## Exercise details
Please write out the items below word for word, starting with the line that contains "Where are 35" and going on through the line that contains "y-tick-label: 1200 [130,34,180,60]", with both of those lines included.

******

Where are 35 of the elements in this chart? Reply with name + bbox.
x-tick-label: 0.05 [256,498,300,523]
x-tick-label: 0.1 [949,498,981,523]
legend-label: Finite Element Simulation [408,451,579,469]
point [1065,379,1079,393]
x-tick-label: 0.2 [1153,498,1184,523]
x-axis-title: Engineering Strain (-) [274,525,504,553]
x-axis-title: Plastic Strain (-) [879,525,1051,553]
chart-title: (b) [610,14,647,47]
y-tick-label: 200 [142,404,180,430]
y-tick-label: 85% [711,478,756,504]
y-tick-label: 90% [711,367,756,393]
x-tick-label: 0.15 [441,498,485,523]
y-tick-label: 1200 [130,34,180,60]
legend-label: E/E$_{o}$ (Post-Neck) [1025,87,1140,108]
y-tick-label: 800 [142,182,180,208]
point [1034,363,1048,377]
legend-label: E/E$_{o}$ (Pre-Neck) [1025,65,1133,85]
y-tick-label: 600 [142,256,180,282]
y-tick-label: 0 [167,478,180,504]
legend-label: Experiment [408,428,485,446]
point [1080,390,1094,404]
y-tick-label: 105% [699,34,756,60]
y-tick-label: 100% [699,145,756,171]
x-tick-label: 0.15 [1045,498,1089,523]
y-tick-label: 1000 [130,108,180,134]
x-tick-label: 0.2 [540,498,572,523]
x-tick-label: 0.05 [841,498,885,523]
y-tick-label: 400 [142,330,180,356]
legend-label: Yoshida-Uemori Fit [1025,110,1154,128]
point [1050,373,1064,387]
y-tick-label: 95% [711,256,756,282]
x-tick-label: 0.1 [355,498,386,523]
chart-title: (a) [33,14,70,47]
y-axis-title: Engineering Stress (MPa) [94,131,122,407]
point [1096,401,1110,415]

******

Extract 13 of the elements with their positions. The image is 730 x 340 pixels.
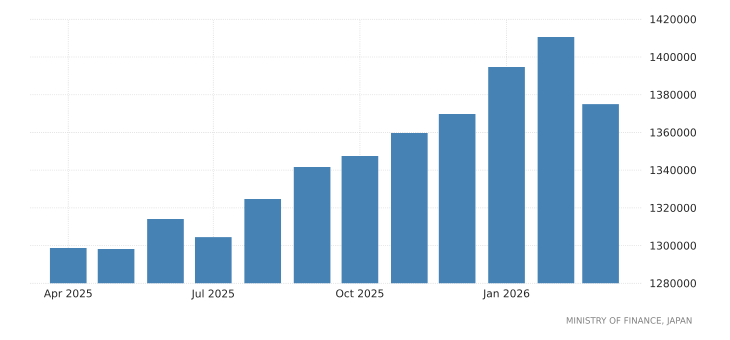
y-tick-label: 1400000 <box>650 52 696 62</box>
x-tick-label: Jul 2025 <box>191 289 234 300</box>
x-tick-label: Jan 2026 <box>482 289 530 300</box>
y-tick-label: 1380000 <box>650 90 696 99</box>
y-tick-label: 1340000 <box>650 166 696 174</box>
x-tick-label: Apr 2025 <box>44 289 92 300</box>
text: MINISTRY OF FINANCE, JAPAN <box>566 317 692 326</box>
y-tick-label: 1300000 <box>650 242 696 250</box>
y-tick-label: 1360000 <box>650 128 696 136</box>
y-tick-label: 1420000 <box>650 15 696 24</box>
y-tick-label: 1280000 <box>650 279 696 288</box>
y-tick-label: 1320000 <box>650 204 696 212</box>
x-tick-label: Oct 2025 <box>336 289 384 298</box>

******

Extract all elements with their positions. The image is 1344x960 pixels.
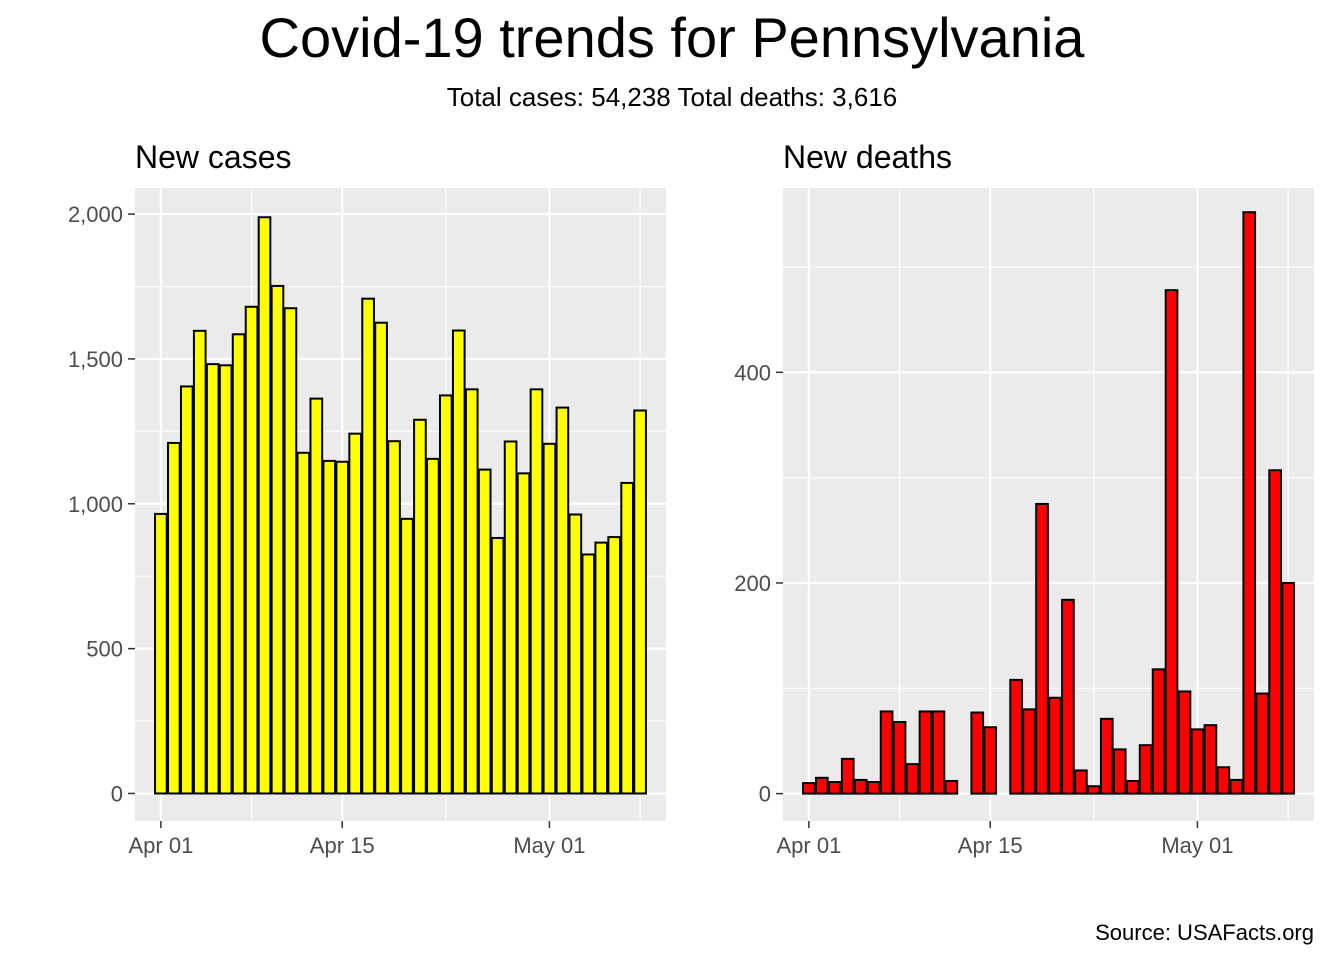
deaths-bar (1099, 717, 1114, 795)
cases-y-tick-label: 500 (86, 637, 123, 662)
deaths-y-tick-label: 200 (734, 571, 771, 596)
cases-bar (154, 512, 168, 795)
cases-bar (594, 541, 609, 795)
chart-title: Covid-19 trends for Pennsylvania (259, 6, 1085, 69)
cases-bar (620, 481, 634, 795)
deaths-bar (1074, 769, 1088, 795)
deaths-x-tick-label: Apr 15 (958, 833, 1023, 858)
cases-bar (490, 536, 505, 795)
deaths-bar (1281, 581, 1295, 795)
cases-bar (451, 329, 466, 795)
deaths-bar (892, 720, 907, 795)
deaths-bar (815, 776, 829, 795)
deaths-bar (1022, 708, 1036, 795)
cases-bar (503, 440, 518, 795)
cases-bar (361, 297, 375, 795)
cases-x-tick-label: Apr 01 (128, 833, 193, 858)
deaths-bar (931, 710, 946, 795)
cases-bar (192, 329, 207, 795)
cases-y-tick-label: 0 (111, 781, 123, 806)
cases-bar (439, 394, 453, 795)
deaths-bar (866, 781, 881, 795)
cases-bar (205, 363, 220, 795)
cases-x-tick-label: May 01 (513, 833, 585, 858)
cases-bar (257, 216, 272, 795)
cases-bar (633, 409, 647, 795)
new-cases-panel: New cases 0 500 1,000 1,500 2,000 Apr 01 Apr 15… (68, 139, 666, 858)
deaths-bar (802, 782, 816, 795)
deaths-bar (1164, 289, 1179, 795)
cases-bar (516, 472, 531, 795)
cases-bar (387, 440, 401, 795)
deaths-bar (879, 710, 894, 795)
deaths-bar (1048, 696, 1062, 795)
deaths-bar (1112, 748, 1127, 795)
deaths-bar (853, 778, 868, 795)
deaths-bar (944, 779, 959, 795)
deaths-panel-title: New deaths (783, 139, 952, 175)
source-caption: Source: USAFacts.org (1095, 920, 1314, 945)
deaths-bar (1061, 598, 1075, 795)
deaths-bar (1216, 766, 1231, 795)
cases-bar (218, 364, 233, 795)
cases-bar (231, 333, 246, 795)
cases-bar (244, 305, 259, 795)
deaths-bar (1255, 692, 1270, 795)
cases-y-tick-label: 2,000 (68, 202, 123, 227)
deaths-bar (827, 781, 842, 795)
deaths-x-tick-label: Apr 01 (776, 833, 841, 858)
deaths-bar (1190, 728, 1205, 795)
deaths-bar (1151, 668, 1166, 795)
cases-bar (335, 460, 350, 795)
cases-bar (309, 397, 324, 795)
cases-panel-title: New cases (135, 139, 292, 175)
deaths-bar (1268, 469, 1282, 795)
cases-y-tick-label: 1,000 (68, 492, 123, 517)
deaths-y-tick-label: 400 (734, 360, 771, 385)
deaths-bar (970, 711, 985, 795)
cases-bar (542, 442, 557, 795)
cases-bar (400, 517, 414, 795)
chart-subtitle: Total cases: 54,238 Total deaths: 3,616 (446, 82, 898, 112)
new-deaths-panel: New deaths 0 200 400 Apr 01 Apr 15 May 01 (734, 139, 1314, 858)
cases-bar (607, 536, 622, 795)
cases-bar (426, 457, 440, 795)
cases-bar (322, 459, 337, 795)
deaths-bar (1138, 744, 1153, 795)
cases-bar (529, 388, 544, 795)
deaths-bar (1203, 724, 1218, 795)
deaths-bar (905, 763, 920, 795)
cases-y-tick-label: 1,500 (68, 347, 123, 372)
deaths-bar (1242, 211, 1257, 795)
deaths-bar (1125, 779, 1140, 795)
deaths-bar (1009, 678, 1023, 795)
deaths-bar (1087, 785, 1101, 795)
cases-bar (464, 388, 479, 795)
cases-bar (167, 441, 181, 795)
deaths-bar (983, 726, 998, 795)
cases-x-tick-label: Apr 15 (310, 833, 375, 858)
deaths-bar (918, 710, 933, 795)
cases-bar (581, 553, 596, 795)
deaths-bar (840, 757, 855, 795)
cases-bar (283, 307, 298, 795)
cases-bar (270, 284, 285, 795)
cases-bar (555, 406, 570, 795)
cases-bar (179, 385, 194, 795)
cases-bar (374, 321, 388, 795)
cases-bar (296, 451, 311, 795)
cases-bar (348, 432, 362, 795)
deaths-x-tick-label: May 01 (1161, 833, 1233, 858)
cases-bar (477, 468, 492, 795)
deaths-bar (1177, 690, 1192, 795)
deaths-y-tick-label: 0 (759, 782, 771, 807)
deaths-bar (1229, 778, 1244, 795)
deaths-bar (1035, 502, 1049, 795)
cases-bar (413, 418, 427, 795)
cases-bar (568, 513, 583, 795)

******

## Output of the task
Where are 35 of the elements in this chart? Reply with name + bbox.
x-tick-label: 0.05 [256,498,300,523]
x-tick-label: 0.1 [949,498,981,523]
legend-label: Finite Element Simulation [408,451,579,469]
point [1065,379,1079,393]
x-tick-label: 0.2 [1153,498,1184,523]
x-axis-title: Engineering Strain (-) [274,525,504,553]
x-axis-title: Plastic Strain (-) [879,525,1051,553]
chart-title: (b) [610,14,647,47]
y-tick-label: 200 [142,404,180,430]
y-tick-label: 85% [711,478,756,504]
y-tick-label: 90% [711,367,756,393]
x-tick-label: 0.15 [441,498,485,523]
y-tick-label: 1200 [130,34,180,60]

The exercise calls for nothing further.